• **Requirements**
Copy out the listing that follows, exact in every word, and skip the images.
▬▬▬▬▬▬▬▬▬▬
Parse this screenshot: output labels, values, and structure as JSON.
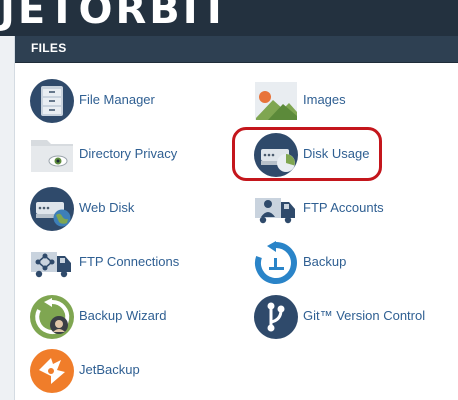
{
  "brand": {
    "logo_text": "JETORBIT"
  },
  "panel": {
    "title": "FILES"
  },
  "items": [
    {
      "label": "File Manager",
      "icon": "file-manager-icon"
    },
    {
      "label": "Images",
      "icon": "images-icon"
    },
    {
      "label": "Directory Privacy",
      "icon": "directory-privacy-icon"
    },
    {
      "label": "Disk Usage",
      "icon": "disk-usage-icon"
    },
    {
      "label": "Web Disk",
      "icon": "web-disk-icon"
    },
    {
      "label": "FTP Accounts",
      "icon": "ftp-accounts-icon"
    },
    {
      "label": "FTP Connections",
      "icon": "ftp-connections-icon"
    },
    {
      "label": "Backup",
      "icon": "backup-icon"
    },
    {
      "label": "Backup Wizard",
      "icon": "backup-wizard-icon"
    },
    {
      "label": "Git™ Version Control",
      "icon": "git-icon"
    },
    {
      "label": "JetBackup",
      "icon": "jetbackup-icon"
    }
  ],
  "colors": {
    "link": "#2f5f92",
    "header": "#2e4052",
    "highlight": "#c4161c"
  }
}
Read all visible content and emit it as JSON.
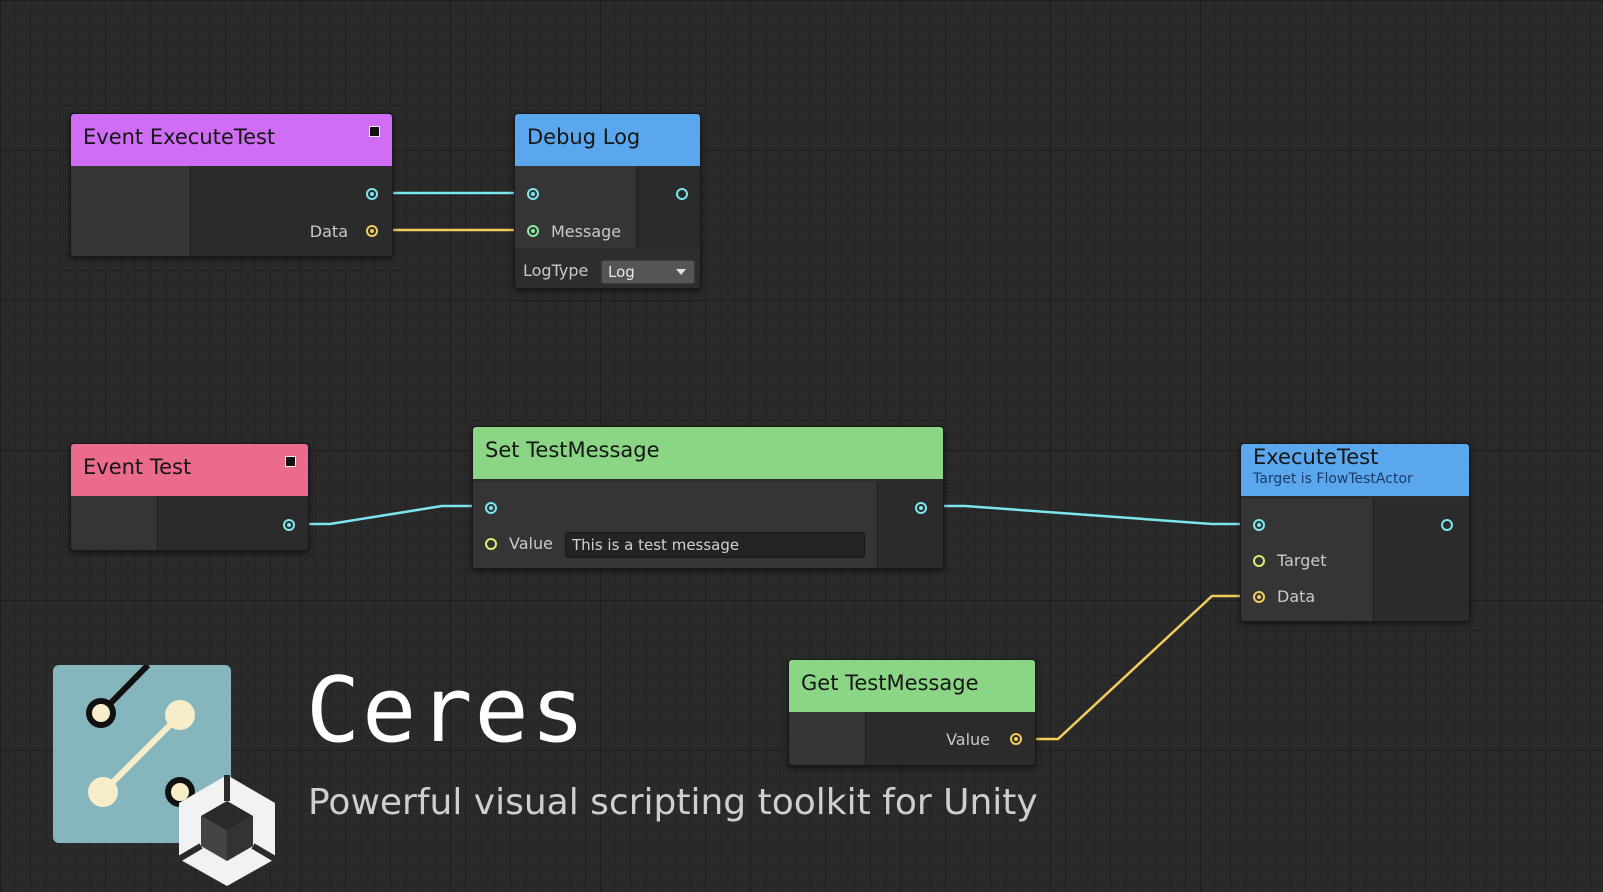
{
  "nodes": {
    "event_execute_test": {
      "title": "Event ExecuteTest",
      "data_label": "Data",
      "color": "#cf6df5"
    },
    "debug_log": {
      "title": "Debug Log",
      "message_label": "Message",
      "logtype_label": "LogType",
      "logtype_value": "Log",
      "color": "#5ba7ee"
    },
    "event_test": {
      "title": "Event Test",
      "color": "#ea6b8c"
    },
    "set_test_message": {
      "title": "Set TestMessage",
      "value_label": "Value",
      "value_text": "This is a test message",
      "color": "#8ad684"
    },
    "execute_test": {
      "title": "ExecuteTest",
      "subtitle": "Target is FlowTestActor",
      "target_label": "Target",
      "data_label": "Data",
      "color": "#5ba7ee"
    },
    "get_test_message": {
      "title": "Get TestMessage",
      "value_label": "Value",
      "color": "#8ad684"
    }
  },
  "branding": {
    "title": "Ceres",
    "tagline": "Powerful visual scripting toolkit for Unity",
    "logo_icon": "ceres-graph-logo-icon",
    "unity_icon": "unity-cube-icon"
  },
  "colors": {
    "exec_wire": "#7ce6ee",
    "data_wire": "#f2cd5c",
    "logo_background": "#86b6bd"
  }
}
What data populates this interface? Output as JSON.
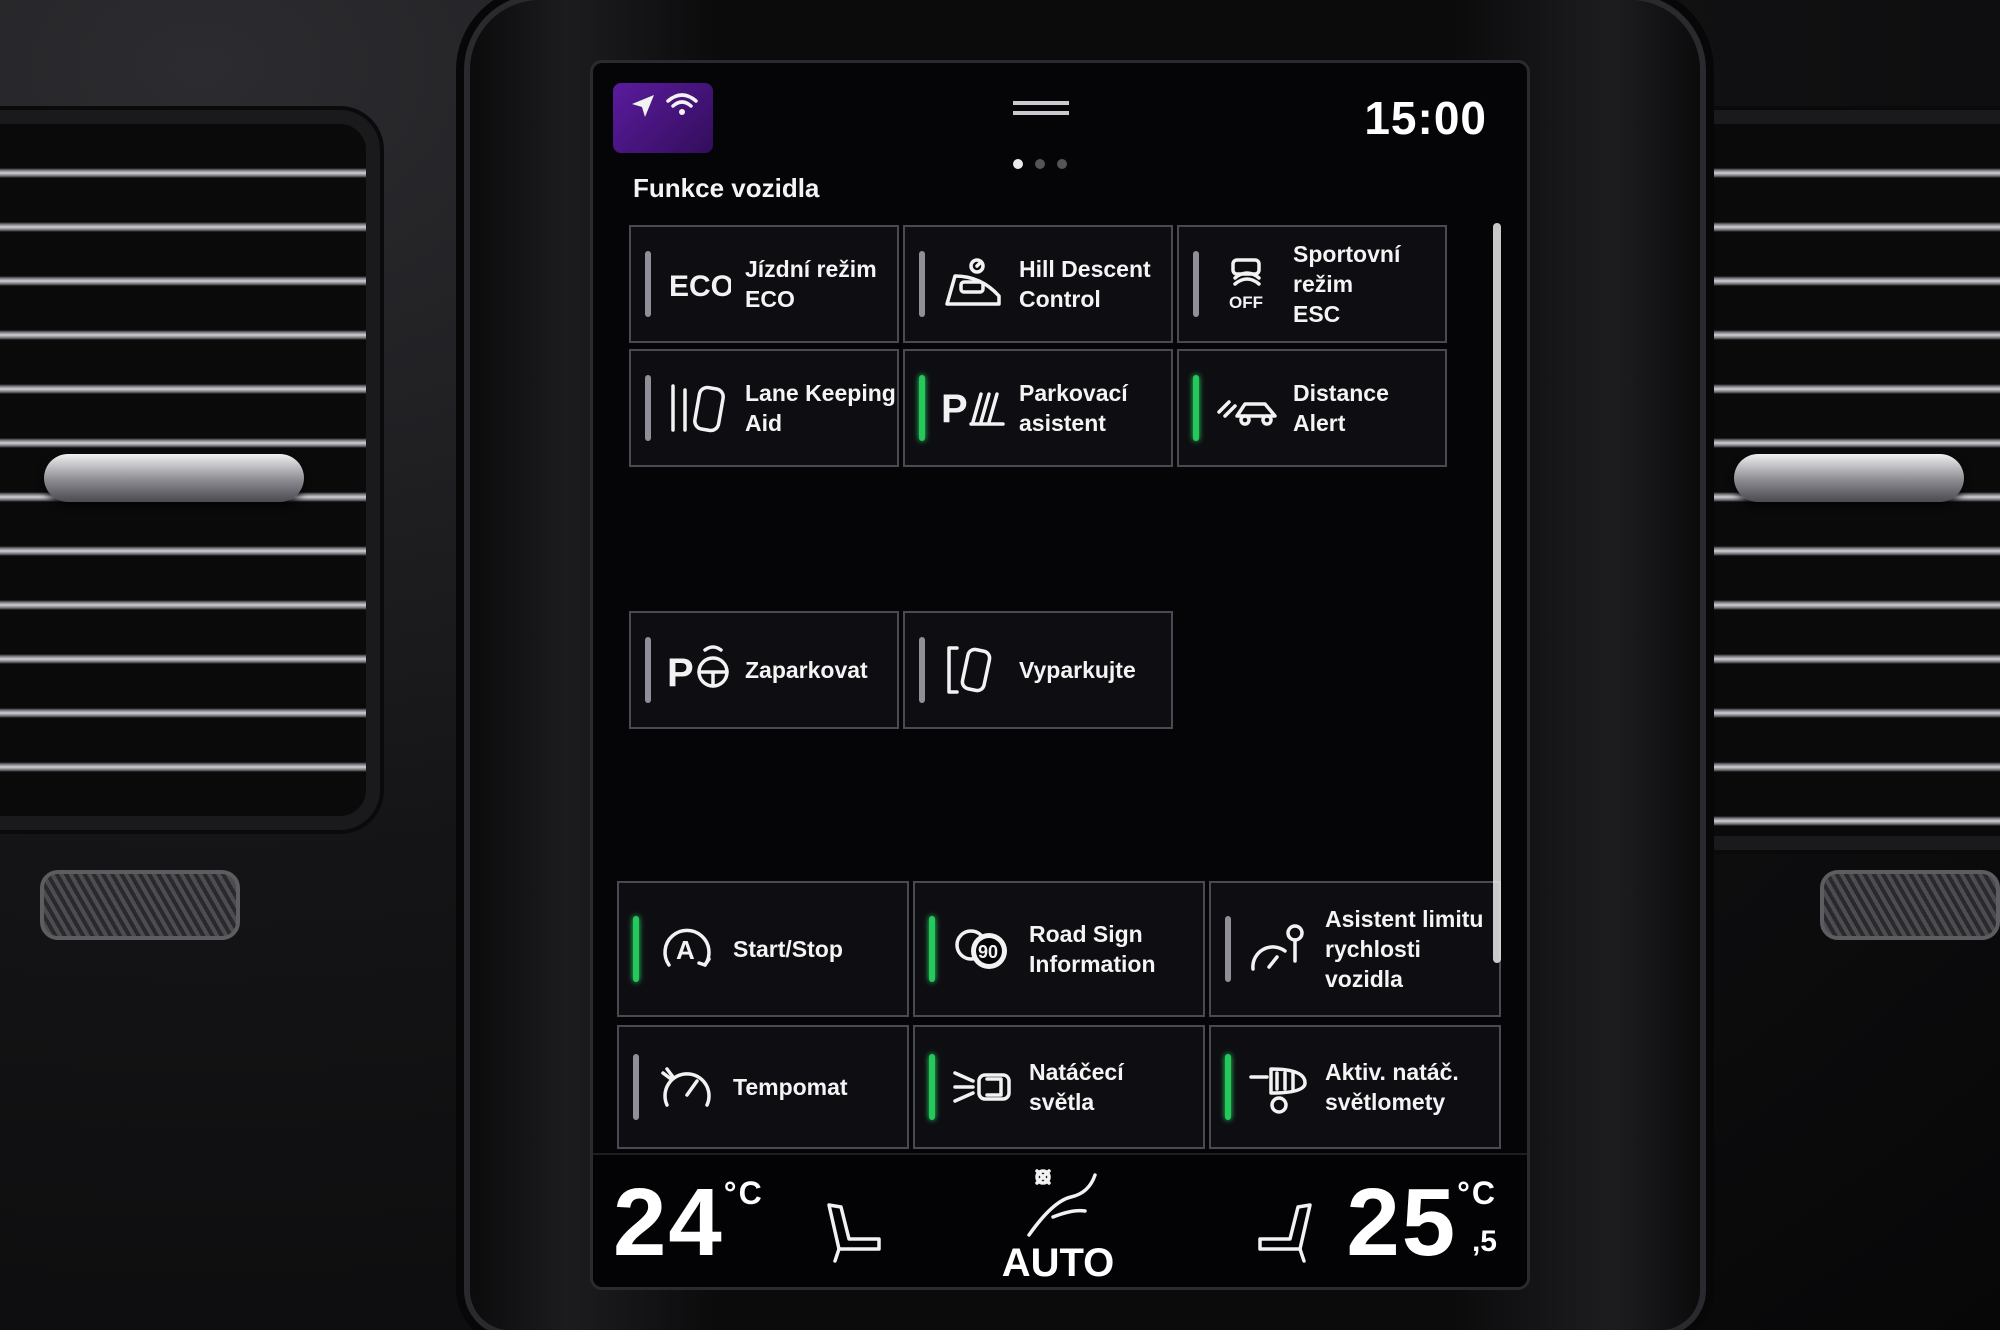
{
  "status_bar": {
    "clock": "15:00",
    "page_count": 3,
    "active_page": 0
  },
  "section_title": "Funkce vozidla",
  "tiles": [
    {
      "label": "Jízdní režim\nECO",
      "icon": "eco-text-icon",
      "icon_text": "ECO",
      "active": false
    },
    {
      "label": "Hill Descent\nControl",
      "icon": "hill-descent-icon",
      "active": false
    },
    {
      "label": "Sportovní režim\nESC",
      "icon": "esc-off-icon",
      "icon_text": "OFF",
      "active": false
    },
    {
      "label": "Lane Keeping\nAid",
      "icon": "lane-keeping-icon",
      "active": false
    },
    {
      "label": "Parkovací\nasistent",
      "icon": "park-assist-icon",
      "icon_text": "P",
      "active": true
    },
    {
      "label": "Distance Alert",
      "icon": "distance-alert-icon",
      "active": true
    },
    {
      "label": "Zaparkovat",
      "icon": "park-in-icon",
      "icon_text": "P",
      "active": false
    },
    {
      "label": "Vyparkujte",
      "icon": "park-out-icon",
      "active": false
    },
    {
      "label": "Start/Stop",
      "icon": "start-stop-icon",
      "icon_text": "A",
      "active": true
    },
    {
      "label": "Road Sign\nInformation",
      "icon": "road-sign-icon",
      "icon_text": "90",
      "active": true
    },
    {
      "label": "Asistent limitu\nrychlosti vozidla",
      "icon": "speed-limiter-icon",
      "active": false
    },
    {
      "label": "Tempomat",
      "icon": "cruise-control-icon",
      "active": false
    },
    {
      "label": "Natáčecí\nsvětla",
      "icon": "bending-lights-icon",
      "active": true
    },
    {
      "label": "Aktiv. natáč.\nsvětlomety",
      "icon": "active-headlights-icon",
      "active": true
    }
  ],
  "climate": {
    "left_temp": "24",
    "left_unit": "°C",
    "right_temp": "25",
    "right_unit": "°C",
    "right_decimal": ",5",
    "fan_mode": "AUTO"
  },
  "colors": {
    "indicator_on": "#25c95a",
    "indicator_off": "#8f8f97",
    "text": "#f2f2f2",
    "screen_bg": "#050508",
    "status_tint": "#6a1fb8"
  }
}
▬▬▬▬▬▬▬▬▬▬
• **Expected answer**
Parse this screenshot: output labels, values, and structure as JSON.
{
  "brand": {
    "logo_text": "JETORBIT"
  },
  "panel": {
    "title": "FILES"
  },
  "items": [
    {
      "label": "File Manager",
      "icon": "file-manager-icon"
    },
    {
      "label": "Images",
      "icon": "images-icon"
    },
    {
      "label": "Directory Privacy",
      "icon": "directory-privacy-icon"
    },
    {
      "label": "Disk Usage",
      "icon": "disk-usage-icon"
    },
    {
      "label": "Web Disk",
      "icon": "web-disk-icon"
    },
    {
      "label": "FTP Accounts",
      "icon": "ftp-accounts-icon"
    },
    {
      "label": "FTP Connections",
      "icon": "ftp-connections-icon"
    },
    {
      "label": "Backup",
      "icon": "backup-icon"
    },
    {
      "label": "Backup Wizard",
      "icon": "backup-wizard-icon"
    },
    {
      "label": "Git™ Version Control",
      "icon": "git-icon"
    },
    {
      "label": "JetBackup",
      "icon": "jetbackup-icon"
    }
  ],
  "colors": {
    "link": "#2f5f92",
    "header": "#2e4052",
    "highlight": "#c4161c"
  }
}
Read all visible content and emit it as JSON.
{
  "nodes": {
    "event_execute_test": {
      "title": "Event ExecuteTest",
      "data_label": "Data",
      "color": "#cf6df5"
    },
    "debug_log": {
      "title": "Debug Log",
      "message_label": "Message",
      "logtype_label": "LogType",
      "logtype_value": "Log",
      "color": "#5ba7ee"
    },
    "event_test": {
      "title": "Event Test",
      "color": "#ea6b8c"
    },
    "set_test_message": {
      "title": "Set TestMessage",
      "value_label": "Value",
      "value_text": "This is a test message",
      "color": "#8ad684"
    },
    "execute_test": {
      "title": "ExecuteTest",
      "subtitle": "Target is FlowTestActor",
      "target_label": "Target",
      "data_label": "Data",
      "color": "#5ba7ee"
    },
    "get_test_message": {
      "title": "Get TestMessage",
      "value_label": "Value",
      "color": "#8ad684"
    }
  },
  "branding": {
    "title": "Ceres",
    "tagline": "Powerful visual scripting toolkit for Unity",
    "logo_icon": "ceres-graph-logo-icon",
    "unity_icon": "unity-cube-icon"
  },
  "colors": {
    "exec_wire": "#7ce6ee",
    "data_wire": "#f2cd5c",
    "logo_background": "#86b6bd"
  }
}
What data populates this interface? Output as JSON.
{
  "status_bar": {
    "clock": "15:00",
    "page_count": 3,
    "active_page": 0
  },
  "section_title": "Funkce vozidla",
  "tiles": [
    {
      "label": "Jízdní režim\nECO",
      "icon": "eco-text-icon",
      "icon_text": "ECO",
      "active": false
    },
    {
      "label": "Hill Descent\nControl",
      "icon": "hill-descent-icon",
      "active": false
    },
    {
      "label": "Sportovní režim\nESC",
      "icon": "esc-off-icon",
      "icon_text": "OFF",
      "active": false
    },
    {
      "label": "Lane Keeping\nAid",
      "icon": "lane-keeping-icon",
      "active": false
    },
    {
      "label": "Parkovací\nasistent",
      "icon": "park-assist-icon",
      "icon_text": "P",
      "active": true
    },
    {
      "label": "Distance Alert",
      "icon": "distance-alert-icon",
      "active": true
    },
    {
      "label": "Zaparkovat",
      "icon": "park-in-icon",
      "icon_text": "P",
      "active": false
    },
    {
      "label": "Vyparkujte",
      "icon": "park-out-icon",
      "active": false
    },
    {
      "label": "Start/Stop",
      "icon": "start-stop-icon",
      "icon_text": "A",
      "active": true
    },
    {
      "label": "Road Sign\nInformation",
      "icon": "road-sign-icon",
      "icon_text": "90",
      "active": true
    },
    {
      "label": "Asistent limitu\nrychlosti vozidla",
      "icon": "speed-limiter-icon",
      "active": false
    },
    {
      "label": "Tempomat",
      "icon": "cruise-control-icon",
      "active": false
    },
    {
      "label": "Natáčecí\nsvětla",
      "icon": "bending-lights-icon",
      "active": true
    },
    {
      "label": "Aktiv. natáč.\nsvětlomety",
      "icon": "active-headlights-icon",
      "active": true
    }
  ],
  "climate": {
    "left_temp": "24",
    "left_unit": "°C",
    "right_temp": "25",
    "right_unit": "°C",
    "right_decimal": ",5",
    "fan_mode": "AUTO"
  },
  "colors": {
    "indicator_on": "#25c95a",
    "indicator_off": "#8f8f97",
    "text": "#f2f2f2",
    "screen_bg": "#050508",
    "status_tint": "#6a1fb8"
  }
}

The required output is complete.